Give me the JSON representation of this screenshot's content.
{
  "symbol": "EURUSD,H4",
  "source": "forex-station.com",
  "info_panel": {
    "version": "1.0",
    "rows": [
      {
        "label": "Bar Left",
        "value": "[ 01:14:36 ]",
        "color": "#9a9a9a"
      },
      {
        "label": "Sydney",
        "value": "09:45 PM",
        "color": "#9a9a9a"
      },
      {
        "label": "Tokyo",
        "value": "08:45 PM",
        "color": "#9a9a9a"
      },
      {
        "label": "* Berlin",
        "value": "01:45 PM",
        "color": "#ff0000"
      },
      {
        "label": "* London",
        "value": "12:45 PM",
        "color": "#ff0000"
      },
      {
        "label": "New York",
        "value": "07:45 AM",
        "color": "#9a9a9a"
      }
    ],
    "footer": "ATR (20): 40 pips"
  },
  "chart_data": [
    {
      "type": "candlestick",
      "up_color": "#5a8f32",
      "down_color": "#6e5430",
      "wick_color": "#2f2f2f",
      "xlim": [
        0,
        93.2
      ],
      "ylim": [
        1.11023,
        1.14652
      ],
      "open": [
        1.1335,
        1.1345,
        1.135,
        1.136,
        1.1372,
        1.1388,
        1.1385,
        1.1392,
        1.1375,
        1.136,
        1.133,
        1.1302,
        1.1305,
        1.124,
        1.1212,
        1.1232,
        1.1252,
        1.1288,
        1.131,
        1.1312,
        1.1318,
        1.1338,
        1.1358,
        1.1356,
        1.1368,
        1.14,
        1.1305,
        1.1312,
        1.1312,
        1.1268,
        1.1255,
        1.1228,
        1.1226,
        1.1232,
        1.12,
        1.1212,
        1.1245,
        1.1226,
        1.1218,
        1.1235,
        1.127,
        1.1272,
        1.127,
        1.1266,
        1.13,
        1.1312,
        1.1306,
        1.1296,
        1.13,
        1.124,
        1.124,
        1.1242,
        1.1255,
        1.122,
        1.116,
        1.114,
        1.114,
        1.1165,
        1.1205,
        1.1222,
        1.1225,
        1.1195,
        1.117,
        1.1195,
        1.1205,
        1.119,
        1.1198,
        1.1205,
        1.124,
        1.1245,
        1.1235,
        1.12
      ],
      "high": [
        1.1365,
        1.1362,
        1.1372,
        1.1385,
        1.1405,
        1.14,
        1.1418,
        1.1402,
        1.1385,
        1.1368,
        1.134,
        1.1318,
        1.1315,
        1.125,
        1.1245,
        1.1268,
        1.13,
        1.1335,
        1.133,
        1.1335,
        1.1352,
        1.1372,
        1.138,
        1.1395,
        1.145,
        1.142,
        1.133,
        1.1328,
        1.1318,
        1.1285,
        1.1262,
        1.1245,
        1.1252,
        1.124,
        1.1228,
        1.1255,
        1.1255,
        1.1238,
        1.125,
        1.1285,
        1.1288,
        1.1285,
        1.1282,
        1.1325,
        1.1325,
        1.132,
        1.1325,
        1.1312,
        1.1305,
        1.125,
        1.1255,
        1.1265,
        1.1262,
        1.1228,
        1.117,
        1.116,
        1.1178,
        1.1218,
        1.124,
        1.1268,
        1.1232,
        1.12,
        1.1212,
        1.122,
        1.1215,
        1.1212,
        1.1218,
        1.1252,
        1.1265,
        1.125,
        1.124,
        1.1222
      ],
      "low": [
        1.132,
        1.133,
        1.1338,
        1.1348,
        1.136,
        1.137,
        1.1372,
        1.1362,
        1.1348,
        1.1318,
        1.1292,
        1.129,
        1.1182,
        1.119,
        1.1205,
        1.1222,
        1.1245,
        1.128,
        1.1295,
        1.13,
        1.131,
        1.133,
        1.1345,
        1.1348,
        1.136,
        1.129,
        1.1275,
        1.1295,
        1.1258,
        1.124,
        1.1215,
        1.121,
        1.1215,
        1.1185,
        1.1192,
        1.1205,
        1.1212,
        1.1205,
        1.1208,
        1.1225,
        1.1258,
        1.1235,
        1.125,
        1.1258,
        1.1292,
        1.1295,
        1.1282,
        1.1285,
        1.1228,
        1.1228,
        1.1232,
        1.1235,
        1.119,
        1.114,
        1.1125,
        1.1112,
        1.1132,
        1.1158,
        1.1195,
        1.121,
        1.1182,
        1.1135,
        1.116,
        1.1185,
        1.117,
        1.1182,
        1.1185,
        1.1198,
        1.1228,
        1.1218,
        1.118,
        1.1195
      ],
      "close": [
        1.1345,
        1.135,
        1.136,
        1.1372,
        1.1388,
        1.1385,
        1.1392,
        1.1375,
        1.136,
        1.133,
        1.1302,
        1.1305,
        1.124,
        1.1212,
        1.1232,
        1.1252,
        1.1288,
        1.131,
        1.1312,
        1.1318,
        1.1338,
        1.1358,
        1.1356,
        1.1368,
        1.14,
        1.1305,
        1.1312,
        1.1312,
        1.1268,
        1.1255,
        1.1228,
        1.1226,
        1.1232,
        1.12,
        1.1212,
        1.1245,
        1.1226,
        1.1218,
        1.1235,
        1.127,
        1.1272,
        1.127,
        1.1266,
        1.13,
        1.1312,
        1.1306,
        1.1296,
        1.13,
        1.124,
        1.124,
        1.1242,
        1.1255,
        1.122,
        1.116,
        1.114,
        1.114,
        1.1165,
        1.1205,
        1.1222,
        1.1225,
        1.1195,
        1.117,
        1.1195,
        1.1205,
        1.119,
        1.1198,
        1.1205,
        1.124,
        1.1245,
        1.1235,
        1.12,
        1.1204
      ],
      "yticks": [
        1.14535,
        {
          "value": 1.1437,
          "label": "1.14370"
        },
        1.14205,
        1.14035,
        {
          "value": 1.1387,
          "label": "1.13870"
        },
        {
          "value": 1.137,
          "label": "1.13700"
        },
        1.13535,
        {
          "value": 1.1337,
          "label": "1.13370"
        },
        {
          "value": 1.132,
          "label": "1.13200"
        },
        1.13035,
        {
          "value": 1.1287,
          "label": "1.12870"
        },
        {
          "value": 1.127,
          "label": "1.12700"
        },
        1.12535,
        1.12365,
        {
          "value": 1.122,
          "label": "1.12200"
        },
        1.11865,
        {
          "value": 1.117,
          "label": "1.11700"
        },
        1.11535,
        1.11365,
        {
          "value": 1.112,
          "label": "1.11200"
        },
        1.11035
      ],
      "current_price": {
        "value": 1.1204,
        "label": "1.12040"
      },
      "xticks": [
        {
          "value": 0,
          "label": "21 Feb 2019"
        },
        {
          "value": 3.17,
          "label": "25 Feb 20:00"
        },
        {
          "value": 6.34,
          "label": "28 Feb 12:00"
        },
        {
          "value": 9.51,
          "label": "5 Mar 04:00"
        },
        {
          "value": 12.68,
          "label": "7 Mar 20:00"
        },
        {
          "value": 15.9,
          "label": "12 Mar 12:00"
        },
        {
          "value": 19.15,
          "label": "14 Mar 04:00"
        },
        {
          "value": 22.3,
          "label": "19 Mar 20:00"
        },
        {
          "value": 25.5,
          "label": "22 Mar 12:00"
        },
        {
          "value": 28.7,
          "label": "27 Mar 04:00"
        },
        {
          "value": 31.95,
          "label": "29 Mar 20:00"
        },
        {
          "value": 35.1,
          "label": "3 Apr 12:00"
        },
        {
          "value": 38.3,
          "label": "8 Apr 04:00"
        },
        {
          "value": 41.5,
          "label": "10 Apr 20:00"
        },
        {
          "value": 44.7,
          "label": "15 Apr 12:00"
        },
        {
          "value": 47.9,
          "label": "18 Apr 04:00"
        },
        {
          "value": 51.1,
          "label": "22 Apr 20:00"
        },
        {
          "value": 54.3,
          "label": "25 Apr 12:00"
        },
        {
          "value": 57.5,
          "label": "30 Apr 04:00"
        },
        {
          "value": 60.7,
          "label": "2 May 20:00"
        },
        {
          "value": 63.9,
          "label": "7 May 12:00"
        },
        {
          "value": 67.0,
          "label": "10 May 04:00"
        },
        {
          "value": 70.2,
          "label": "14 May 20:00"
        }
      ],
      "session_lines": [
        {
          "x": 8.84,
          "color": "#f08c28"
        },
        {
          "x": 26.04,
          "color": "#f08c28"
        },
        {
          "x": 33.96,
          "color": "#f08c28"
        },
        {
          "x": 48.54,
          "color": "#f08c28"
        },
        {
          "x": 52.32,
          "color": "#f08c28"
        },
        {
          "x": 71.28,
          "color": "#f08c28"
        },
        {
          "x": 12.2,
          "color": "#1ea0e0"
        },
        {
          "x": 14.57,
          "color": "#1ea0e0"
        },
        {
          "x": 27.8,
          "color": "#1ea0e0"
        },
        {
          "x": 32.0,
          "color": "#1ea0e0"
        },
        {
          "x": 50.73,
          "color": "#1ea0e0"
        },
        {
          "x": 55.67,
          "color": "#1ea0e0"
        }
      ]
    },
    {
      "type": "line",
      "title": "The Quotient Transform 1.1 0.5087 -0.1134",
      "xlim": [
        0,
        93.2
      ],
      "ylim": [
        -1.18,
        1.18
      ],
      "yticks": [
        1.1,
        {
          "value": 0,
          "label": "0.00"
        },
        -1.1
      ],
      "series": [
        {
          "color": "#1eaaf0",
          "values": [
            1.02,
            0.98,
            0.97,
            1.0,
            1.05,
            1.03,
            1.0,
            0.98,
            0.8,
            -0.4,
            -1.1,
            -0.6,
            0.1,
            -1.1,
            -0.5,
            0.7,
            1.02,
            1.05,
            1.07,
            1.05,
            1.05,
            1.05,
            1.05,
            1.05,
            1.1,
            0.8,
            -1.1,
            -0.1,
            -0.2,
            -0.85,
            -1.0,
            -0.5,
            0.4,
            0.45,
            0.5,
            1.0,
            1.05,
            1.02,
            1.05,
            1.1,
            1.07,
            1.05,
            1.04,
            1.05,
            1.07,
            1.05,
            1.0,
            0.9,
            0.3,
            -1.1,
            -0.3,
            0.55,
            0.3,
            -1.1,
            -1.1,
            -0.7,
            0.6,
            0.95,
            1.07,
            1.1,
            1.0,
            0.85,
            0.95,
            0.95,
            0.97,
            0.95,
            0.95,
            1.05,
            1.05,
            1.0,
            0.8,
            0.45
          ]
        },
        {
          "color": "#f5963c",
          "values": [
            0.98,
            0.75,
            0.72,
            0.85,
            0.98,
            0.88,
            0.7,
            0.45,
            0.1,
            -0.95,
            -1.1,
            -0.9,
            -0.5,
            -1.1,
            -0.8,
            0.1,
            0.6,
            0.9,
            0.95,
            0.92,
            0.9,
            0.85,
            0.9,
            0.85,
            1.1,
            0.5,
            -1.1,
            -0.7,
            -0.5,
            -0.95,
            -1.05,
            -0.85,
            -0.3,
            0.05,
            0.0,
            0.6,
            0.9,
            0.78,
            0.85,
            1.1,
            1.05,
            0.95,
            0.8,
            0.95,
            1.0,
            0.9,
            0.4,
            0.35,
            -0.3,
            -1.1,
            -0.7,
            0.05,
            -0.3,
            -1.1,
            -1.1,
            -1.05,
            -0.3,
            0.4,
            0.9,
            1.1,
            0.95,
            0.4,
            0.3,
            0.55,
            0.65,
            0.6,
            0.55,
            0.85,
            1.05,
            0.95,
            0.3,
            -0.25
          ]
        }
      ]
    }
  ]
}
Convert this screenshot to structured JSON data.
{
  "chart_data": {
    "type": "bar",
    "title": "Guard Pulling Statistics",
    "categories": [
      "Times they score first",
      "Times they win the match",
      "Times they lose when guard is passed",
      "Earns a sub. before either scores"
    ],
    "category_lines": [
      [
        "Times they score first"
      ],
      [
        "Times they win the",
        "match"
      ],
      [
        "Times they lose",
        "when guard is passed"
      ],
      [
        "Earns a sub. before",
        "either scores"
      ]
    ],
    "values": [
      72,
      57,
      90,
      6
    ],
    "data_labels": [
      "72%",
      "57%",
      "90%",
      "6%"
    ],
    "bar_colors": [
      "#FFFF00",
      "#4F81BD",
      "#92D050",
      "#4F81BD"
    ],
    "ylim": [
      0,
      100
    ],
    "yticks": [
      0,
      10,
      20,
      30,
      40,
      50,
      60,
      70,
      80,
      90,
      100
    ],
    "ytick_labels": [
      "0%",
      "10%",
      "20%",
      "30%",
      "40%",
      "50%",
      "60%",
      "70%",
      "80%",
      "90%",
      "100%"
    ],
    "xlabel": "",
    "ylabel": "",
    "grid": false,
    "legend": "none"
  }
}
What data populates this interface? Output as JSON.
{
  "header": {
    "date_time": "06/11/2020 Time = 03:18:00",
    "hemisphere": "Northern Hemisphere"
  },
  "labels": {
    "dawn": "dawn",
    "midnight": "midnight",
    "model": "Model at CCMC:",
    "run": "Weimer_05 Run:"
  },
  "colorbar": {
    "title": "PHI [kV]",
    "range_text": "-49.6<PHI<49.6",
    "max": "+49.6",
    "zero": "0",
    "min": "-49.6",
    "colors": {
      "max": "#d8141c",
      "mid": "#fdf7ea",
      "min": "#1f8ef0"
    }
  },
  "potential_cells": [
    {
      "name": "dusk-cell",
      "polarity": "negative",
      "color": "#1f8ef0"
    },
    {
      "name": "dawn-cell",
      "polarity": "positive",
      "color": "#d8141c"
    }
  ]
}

▬▬▬▬▬▬▬▬▬▬

# PROBLEM TO WORK ON
Some lines of the data may hold the word "screenshot". Say how many do, with nothing else.

# REPLY TO THE TASK
2